WHAT NEEDS TO BE DONE: Send back all the data below, exactly as given.

GIVEN RECORDS:

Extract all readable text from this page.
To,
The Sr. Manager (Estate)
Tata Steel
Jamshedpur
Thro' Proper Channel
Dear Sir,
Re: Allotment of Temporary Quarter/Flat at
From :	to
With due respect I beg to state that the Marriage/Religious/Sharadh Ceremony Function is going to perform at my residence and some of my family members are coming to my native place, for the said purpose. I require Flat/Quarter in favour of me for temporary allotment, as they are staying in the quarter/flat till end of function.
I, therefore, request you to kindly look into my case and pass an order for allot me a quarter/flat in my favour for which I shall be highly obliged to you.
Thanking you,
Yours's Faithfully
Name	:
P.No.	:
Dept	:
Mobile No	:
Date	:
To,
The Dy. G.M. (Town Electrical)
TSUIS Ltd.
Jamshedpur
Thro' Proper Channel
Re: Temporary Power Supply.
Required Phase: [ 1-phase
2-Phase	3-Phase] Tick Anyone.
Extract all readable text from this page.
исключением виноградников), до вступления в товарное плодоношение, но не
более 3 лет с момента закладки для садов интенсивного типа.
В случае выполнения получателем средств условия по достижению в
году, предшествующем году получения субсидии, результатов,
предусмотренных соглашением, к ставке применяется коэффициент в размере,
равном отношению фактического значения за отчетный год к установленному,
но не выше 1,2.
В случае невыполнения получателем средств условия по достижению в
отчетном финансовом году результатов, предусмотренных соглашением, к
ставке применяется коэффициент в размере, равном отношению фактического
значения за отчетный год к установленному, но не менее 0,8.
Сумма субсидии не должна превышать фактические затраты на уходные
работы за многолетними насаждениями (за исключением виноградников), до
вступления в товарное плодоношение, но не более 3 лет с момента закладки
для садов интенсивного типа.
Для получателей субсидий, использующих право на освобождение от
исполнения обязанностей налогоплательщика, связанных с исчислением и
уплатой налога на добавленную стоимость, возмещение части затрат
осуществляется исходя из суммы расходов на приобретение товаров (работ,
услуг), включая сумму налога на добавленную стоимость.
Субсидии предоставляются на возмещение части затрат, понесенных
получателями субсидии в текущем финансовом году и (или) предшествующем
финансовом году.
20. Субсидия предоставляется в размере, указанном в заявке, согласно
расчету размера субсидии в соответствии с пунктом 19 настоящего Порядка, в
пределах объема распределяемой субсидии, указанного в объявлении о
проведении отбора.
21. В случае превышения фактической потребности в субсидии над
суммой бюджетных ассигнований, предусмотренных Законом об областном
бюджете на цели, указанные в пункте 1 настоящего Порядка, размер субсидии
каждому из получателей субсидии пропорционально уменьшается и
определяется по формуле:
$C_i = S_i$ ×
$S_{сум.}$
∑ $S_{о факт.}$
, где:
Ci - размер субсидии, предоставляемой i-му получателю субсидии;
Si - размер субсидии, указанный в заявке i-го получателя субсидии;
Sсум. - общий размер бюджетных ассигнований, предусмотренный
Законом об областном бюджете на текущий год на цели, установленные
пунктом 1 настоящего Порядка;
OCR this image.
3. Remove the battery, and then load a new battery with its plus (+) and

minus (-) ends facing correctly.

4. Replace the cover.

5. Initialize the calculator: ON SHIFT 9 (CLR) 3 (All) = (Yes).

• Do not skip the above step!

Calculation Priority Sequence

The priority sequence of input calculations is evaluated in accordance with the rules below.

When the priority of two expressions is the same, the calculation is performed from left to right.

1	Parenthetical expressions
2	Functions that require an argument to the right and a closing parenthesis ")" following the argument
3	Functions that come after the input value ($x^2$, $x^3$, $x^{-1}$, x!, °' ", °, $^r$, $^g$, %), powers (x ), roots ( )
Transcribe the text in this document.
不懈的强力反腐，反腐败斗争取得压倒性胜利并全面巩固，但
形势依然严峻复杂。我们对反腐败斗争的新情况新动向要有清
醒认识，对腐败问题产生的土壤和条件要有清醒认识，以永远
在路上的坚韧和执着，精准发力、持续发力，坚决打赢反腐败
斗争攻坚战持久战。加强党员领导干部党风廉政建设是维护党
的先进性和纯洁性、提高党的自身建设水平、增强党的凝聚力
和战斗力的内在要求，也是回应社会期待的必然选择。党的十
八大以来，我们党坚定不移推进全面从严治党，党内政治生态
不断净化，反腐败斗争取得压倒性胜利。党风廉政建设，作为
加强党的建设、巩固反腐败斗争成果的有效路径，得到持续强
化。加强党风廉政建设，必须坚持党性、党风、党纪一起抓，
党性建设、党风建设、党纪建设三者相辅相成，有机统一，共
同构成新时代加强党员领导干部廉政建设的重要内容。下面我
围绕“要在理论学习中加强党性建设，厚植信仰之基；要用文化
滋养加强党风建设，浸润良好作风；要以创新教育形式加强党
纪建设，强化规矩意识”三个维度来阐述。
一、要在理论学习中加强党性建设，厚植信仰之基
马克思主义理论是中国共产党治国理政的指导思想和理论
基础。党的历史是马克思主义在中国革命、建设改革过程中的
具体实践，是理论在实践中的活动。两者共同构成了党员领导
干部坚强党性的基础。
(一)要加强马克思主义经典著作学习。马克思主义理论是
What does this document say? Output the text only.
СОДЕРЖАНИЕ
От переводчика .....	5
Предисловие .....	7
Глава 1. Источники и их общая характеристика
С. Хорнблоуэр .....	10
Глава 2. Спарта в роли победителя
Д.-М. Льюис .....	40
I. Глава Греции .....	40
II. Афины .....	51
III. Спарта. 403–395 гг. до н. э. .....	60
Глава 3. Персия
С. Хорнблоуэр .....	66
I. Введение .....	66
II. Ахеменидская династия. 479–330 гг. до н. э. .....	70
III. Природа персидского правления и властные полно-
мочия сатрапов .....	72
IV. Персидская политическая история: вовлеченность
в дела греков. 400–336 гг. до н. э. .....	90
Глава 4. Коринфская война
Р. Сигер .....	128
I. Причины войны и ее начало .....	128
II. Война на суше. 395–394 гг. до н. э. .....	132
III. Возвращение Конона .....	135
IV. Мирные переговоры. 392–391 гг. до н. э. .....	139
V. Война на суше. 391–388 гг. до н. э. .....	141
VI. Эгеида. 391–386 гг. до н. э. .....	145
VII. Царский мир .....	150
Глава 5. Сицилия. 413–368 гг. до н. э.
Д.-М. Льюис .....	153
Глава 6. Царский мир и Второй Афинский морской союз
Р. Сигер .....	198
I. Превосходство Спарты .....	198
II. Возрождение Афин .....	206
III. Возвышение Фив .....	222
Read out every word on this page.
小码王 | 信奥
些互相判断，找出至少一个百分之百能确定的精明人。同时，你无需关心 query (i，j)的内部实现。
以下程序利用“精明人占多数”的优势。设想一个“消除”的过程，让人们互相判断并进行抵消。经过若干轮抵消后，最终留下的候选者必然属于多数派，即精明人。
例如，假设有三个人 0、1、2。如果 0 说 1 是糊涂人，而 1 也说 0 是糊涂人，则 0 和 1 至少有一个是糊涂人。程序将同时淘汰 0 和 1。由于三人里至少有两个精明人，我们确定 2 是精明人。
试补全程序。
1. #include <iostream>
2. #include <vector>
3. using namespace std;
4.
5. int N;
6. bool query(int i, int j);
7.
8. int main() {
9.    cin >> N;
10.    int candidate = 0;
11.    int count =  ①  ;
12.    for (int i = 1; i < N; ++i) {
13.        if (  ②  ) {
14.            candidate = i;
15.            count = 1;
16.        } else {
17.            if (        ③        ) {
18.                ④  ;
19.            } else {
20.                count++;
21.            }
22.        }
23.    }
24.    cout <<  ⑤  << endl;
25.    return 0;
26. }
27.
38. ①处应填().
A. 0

TASK ANSWER:
Extract all readable text from this page.
To,
The Sr. Manager (Estate)
Tata Steel
Jamshedpur
Thro' Proper Channel
Dear Sir,
Re: Allotment of Temporary Quarter/Flat at
From :	to
With due respect I beg to state that the Marriage/Religious/Sharadh Ceremony Function is going to perform at my residence and some of my family members are coming to my native place, for the said purpose. I require Flat/Quarter in favour of me for temporary allotment, as they are staying in the quarter/flat till end of function.
I, therefore, request you to kindly look into my case and pass an order for allot me a quarter/flat in my favour for which I shall be highly obliged to you.
Thanking you,
Yours's Faithfully
Name	:
P.No.	:
Dept	:
Mobile No	:
Date	:
To,
The Dy. G.M. (Town Electrical)
TSUIS Ltd.
Jamshedpur
Thro' Proper Channel
Re: Temporary Power Supply.
Required Phase: [ 1-phase
2-Phase	3-Phase] Tick Anyone.
Extract all readable text from this page.
исключением виноградников), до вступления в товарное плодоношение, но не
более 3 лет с момента закладки для садов интенсивного типа.
В случае выполнения получателем средств условия по достижению в
году, предшествующем году получения субсидии, результатов,
предусмотренных соглашением, к ставке применяется коэффициент в размере,
равном отношению фактического значения за отчетный год к установленному,
но не выше 1,2.
В случае невыполнения получателем средств условия по достижению в
отчетном финансовом году результатов, предусмотренных соглашением, к
ставке применяется коэффициент в размере, равном отношению фактического
значения за отчетный год к установленному, но не менее 0,8.
Сумма субсидии не должна превышать фактические затраты на уходные
работы за многолетними насаждениями (за исключением виноградников), до
вступления в товарное плодоношение, но не более 3 лет с момента закладки
для садов интенсивного типа.
Для получателей субсидий, использующих право на освобождение от
исполнения обязанностей налогоплательщика, связанных с исчислением и
уплатой налога на добавленную стоимость, возмещение части затрат
осуществляется исходя из суммы расходов на приобретение товаров (работ,
услуг), включая сумму налога на добавленную стоимость.
Субсидии предоставляются на возмещение части затрат, понесенных
получателями субсидии в текущем финансовом году и (или) предшествующем
финансовом году.
20. Субсидия предоставляется в размере, указанном в заявке, согласно
расчету размера субсидии в соответствии с пунктом 19 настоящего Порядка, в
пределах объема распределяемой субсидии, указанного в объявлении о
проведении отбора.
21. В случае превышения фактической потребности в субсидии над
суммой бюджетных ассигнований, предусмотренных Законом об областном
бюджете на цели, указанные в пункте 1 настоящего Порядка, размер субсидии
каждому из получателей субсидии пропорционально уменьшается и
определяется по формуле:
$C_i = S_i$ ×
$S_{сум.}$
∑ $S_{о факт.}$
, где:
Ci - размер субсидии, предоставляемой i-му получателю субсидии;
Si - размер субсидии, указанный в заявке i-го получателя субсидии;
Sсум. - общий размер бюджетных ассигнований, предусмотренный
Законом об областном бюджете на текущий год на цели, установленные
пунктом 1 настоящего Порядка;
OCR this image.
3. Remove the battery, and then load a new battery with its plus (+) and

minus (-) ends facing correctly.

4. Replace the cover.

5. Initialize the calculator: ON SHIFT 9 (CLR) 3 (All) = (Yes).

• Do not skip the above step!

Calculation Priority Sequence

The priority sequence of input calculations is evaluated in accordance with the rules below.

When the priority of two expressions is the same, the calculation is performed from left to right.

1	Parenthetical expressions
2	Functions that require an argument to the right and a closing parenthesis ")" following the argument
3	Functions that come after the input value ($x^2$, $x^3$, $x^{-1}$, x!, °' ", °, $^r$, $^g$, %), powers (x ), roots ( )
Transcribe the text in this document.
不懈的强力反腐，反腐败斗争取得压倒性胜利并全面巩固，但
形势依然严峻复杂。我们对反腐败斗争的新情况新动向要有清
醒认识，对腐败问题产生的土壤和条件要有清醒认识，以永远
在路上的坚韧和执着，精准发力、持续发力，坚决打赢反腐败
斗争攻坚战持久战。加强党员领导干部党风廉政建设是维护党
的先进性和纯洁性、提高党的自身建设水平、增强党的凝聚力
和战斗力的内在要求，也是回应社会期待的必然选择。党的十
八大以来，我们党坚定不移推进全面从严治党，党内政治生态
不断净化，反腐败斗争取得压倒性胜利。党风廉政建设，作为
加强党的建设、巩固反腐败斗争成果的有效路径，得到持续强
化。加强党风廉政建设，必须坚持党性、党风、党纪一起抓，
党性建设、党风建设、党纪建设三者相辅相成，有机统一，共
同构成新时代加强党员领导干部廉政建设的重要内容。下面我
围绕“要在理论学习中加强党性建设，厚植信仰之基；要用文化
滋养加强党风建设，浸润良好作风；要以创新教育形式加强党
纪建设，强化规矩意识”三个维度来阐述。
一、要在理论学习中加强党性建设，厚植信仰之基
马克思主义理论是中国共产党治国理政的指导思想和理论
基础。党的历史是马克思主义在中国革命、建设改革过程中的
具体实践，是理论在实践中的活动。两者共同构成了党员领导
干部坚强党性的基础。
(一)要加强马克思主义经典著作学习。马克思主义理论是
What does this document say? Output the text only.
СОДЕРЖАНИЕ
От переводчика .....	5
Предисловие .....	7
Глава 1. Источники и их общая характеристика
С. Хорнблоуэр .....	10
Глава 2. Спарта в роли победителя
Д.-М. Льюис .....	40
I. Глава Греции .....	40
II. Афины .....	51
III. Спарта. 403–395 гг. до н. э. .....	60
Глава 3. Персия
С. Хорнблоуэр .....	66
I. Введение .....	66
II. Ахеменидская династия. 479–330 гг. до н. э. .....	70
III. Природа персидского правления и властные полно-
мочия сатрапов .....	72
IV. Персидская политическая история: вовлеченность
в дела греков. 400–336 гг. до н. э. .....	90
Глава 4. Коринфская война
Р. Сигер .....	128
I. Причины войны и ее начало .....	128
II. Война на суше. 395–394 гг. до н. э. .....	132
III. Возвращение Конона .....	135
IV. Мирные переговоры. 392–391 гг. до н. э. .....	139
V. Война на суше. 391–388 гг. до н. э. .....	141
VI. Эгеида. 391–386 гг. до н. э. .....	145
VII. Царский мир .....	150
Глава 5. Сицилия. 413–368 гг. до н. э.
Д.-М. Льюис .....	153
Глава 6. Царский мир и Второй Афинский морской союз
Р. Сигер .....	198
I. Превосходство Спарты .....	198
II. Возрождение Афин .....	206
III. Возвышение Фив .....	222
Read out every word on this page.
小码王 | 信奥
些互相判断，找出至少一个百分之百能确定的精明人。同时，你无需关心 query (i，j)的内部实现。
以下程序利用“精明人占多数”的优势。设想一个“消除”的过程，让人们互相判断并进行抵消。经过若干轮抵消后，最终留下的候选者必然属于多数派，即精明人。
例如，假设有三个人 0、1、2。如果 0 说 1 是糊涂人，而 1 也说 0 是糊涂人，则 0 和 1 至少有一个是糊涂人。程序将同时淘汰 0 和 1。由于三人里至少有两个精明人，我们确定 2 是精明人。
试补全程序。
1. #include <iostream>
2. #include <vector>
3. using namespace std;
4.
5. int N;
6. bool query(int i, int j);
7.
8. int main() {
9.    cin >> N;
10.    int candidate = 0;
11.    int count =  ①  ;
12.    for (int i = 1; i < N; ++i) {
13.        if (  ②  ) {
14.            candidate = i;
15.            count = 1;
16.        } else {
17.            if (        ③        ) {
18.                ④  ;
19.            } else {
20.                count++;
21.            }
22.        }
23.    }
24.    cout <<  ⑤  << endl;
25.    return 0;
26. }
27.
38. ①处应填().
A. 0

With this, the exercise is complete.